— start —

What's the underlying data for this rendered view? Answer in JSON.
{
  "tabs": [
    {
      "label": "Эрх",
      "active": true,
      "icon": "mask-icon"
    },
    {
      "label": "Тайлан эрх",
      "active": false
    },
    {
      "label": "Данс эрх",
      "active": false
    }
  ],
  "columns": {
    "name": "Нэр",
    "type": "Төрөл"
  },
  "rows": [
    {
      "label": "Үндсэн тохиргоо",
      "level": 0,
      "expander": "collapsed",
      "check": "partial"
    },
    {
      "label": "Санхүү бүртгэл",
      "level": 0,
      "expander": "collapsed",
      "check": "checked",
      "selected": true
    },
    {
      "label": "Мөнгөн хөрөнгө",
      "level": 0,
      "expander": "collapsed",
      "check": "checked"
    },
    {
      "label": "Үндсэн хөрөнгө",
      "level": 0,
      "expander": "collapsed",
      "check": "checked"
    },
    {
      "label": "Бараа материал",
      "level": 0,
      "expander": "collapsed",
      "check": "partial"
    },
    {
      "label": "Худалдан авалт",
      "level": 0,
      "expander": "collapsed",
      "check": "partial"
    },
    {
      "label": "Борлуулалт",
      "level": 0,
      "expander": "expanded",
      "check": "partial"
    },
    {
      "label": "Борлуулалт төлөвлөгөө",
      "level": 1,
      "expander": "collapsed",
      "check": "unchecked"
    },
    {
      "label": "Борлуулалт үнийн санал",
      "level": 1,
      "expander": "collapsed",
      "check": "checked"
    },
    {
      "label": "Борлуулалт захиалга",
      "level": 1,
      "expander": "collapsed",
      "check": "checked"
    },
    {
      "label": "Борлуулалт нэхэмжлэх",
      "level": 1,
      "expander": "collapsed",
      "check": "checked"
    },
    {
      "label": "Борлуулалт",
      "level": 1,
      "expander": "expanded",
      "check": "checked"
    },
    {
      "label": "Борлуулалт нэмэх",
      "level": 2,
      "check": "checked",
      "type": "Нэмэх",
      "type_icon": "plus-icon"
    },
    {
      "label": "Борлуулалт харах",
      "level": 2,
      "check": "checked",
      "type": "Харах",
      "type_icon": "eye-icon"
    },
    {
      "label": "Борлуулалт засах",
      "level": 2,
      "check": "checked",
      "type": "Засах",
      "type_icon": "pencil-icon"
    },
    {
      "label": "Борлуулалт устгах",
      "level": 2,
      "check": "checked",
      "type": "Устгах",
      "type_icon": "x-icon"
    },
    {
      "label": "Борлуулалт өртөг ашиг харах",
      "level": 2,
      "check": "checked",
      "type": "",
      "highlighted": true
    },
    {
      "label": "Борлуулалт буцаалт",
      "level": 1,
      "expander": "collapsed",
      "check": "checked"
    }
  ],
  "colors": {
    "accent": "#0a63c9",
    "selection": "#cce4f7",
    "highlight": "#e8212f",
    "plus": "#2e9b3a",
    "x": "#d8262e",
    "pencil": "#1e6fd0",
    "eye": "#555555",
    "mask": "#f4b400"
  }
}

— end —

GIVEN PROBLEM: Repeat the data above exactly.

ANSWER IN FULL:
What's the underlying data for this rendered view? Answer in JSON.
{
  "tabs": [
    {
      "label": "Эрх",
      "active": true,
      "icon": "mask-icon"
    },
    {
      "label": "Тайлан эрх",
      "active": false
    },
    {
      "label": "Данс эрх",
      "active": false
    }
  ],
  "columns": {
    "name": "Нэр",
    "type": "Төрөл"
  },
  "rows": [
    {
      "label": "Үндсэн тохиргоо",
      "level": 0,
      "expander": "collapsed",
      "check": "partial"
    },
    {
      "label": "Санхүү бүртгэл",
      "level": 0,
      "expander": "collapsed",
      "check": "checked",
      "selected": true
    },
    {
      "label": "Мөнгөн хөрөнгө",
      "level": 0,
      "expander": "collapsed",
      "check": "checked"
    },
    {
      "label": "Үндсэн хөрөнгө",
      "level": 0,
      "expander": "collapsed",
      "check": "checked"
    },
    {
      "label": "Бараа материал",
      "level": 0,
      "expander": "collapsed",
      "check": "partial"
    },
    {
      "label": "Худалдан авалт",
      "level": 0,
      "expander": "collapsed",
      "check": "partial"
    },
    {
      "label": "Борлуулалт",
      "level": 0,
      "expander": "expanded",
      "check": "partial"
    },
    {
      "label": "Борлуулалт төлөвлөгөө",
      "level": 1,
      "expander": "collapsed",
      "check": "unchecked"
    },
    {
      "label": "Борлуулалт үнийн санал",
      "level": 1,
      "expander": "collapsed",
      "check": "checked"
    },
    {
      "label": "Борлуулалт захиалга",
      "level": 1,
      "expander": "collapsed",
      "check": "checked"
    },
    {
      "label": "Борлуулалт нэхэмжлэх",
      "level": 1,
      "expander": "collapsed",
      "check": "checked"
    },
    {
      "label": "Борлуулалт",
      "level": 1,
      "expander": "expanded",
      "check": "checked"
    },
    {
      "label": "Борлуулалт нэмэх",
      "level": 2,
      "check": "checked",
      "type": "Нэмэх",
      "type_icon": "plus-icon"
    },
    {
      "label": "Борлуулалт харах",
      "level": 2,
      "check": "checked",
      "type": "Харах",
      "type_icon": "eye-icon"
    },
    {
      "label": "Борлуулалт засах",
      "level": 2,
      "check": "checked",
      "type": "Засах",
      "type_icon": "pencil-icon"
    },
    {
      "label": "Борлуулалт устгах",
      "level": 2,
      "check": "checked",
      "type": "Устгах",
      "type_icon": "x-icon"
    },
    {
      "label": "Борлуулалт өртөг ашиг харах",
      "level": 2,
      "check": "checked",
      "type": "",
      "highlighted": true
    },
    {
      "label": "Борлуулалт буцаалт",
      "level": 1,
      "expander": "collapsed",
      "check": "checked"
    }
  ],
  "colors": {
    "accent": "#0a63c9",
    "selection": "#cce4f7",
    "highlight": "#e8212f",
    "plus": "#2e9b3a",
    "x": "#d8262e",
    "pencil": "#1e6fd0",
    "eye": "#555555",
    "mask": "#f4b400"
  }
}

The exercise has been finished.